WRITTEN REQUEST =
Answer with nothing but a number: how many lines include the word "operations"?

------ GIVEN DATA

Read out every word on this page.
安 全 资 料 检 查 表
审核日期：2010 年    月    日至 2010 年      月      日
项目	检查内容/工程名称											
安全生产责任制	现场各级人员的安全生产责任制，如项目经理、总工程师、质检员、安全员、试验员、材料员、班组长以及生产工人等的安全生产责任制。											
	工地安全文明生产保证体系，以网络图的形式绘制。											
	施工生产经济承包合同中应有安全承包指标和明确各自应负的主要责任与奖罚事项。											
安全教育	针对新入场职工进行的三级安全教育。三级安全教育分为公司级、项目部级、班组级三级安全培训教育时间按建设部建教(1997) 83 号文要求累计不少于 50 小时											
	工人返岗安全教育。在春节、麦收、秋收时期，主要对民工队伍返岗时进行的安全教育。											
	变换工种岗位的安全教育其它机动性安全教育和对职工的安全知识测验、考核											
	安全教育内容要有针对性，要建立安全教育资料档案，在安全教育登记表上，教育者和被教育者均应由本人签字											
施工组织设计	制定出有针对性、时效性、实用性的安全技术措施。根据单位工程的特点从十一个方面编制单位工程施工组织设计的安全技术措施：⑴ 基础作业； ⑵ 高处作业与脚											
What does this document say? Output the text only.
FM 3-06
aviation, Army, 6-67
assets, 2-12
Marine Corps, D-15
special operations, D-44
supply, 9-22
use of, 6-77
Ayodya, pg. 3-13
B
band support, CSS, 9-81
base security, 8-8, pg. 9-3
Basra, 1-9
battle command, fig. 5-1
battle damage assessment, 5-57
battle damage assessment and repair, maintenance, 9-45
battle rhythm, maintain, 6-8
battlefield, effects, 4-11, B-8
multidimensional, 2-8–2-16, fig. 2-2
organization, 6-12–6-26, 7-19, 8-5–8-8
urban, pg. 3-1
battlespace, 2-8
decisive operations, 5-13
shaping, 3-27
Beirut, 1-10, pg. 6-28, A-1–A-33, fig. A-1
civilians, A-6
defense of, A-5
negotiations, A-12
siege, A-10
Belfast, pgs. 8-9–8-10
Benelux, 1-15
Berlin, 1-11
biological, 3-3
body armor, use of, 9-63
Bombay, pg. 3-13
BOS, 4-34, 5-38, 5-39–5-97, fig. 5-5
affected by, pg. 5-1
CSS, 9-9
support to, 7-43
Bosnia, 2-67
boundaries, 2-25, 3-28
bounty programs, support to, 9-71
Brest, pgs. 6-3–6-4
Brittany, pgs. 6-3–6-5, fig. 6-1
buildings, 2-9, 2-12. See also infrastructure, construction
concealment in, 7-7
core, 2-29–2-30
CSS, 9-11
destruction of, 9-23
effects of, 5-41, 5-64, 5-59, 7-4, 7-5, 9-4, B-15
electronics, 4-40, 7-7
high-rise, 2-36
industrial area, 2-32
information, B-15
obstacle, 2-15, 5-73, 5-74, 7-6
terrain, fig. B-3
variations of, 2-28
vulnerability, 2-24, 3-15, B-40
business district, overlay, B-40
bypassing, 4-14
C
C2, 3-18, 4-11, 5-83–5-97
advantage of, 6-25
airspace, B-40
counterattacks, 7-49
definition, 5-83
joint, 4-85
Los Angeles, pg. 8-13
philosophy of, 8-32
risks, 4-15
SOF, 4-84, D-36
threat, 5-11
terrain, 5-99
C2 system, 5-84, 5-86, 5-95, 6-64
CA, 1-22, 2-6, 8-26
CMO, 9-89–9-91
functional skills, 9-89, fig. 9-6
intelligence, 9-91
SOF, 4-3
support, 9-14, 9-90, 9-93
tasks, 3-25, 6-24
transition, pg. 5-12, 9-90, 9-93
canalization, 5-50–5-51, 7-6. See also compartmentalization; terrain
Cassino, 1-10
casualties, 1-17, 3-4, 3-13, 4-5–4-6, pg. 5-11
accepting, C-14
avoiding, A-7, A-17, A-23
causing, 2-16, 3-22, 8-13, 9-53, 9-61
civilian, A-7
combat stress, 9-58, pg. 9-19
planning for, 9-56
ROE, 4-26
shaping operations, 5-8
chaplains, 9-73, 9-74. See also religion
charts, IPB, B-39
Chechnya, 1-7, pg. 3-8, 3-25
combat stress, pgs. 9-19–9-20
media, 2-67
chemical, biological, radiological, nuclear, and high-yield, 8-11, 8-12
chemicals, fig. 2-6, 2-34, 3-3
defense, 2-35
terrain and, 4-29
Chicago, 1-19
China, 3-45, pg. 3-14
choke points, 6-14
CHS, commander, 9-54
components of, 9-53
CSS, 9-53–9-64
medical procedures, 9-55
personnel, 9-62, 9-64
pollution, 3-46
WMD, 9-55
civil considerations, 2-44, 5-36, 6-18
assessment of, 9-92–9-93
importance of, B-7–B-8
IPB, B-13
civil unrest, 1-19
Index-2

------------

EXERCISE SOLUTION =
3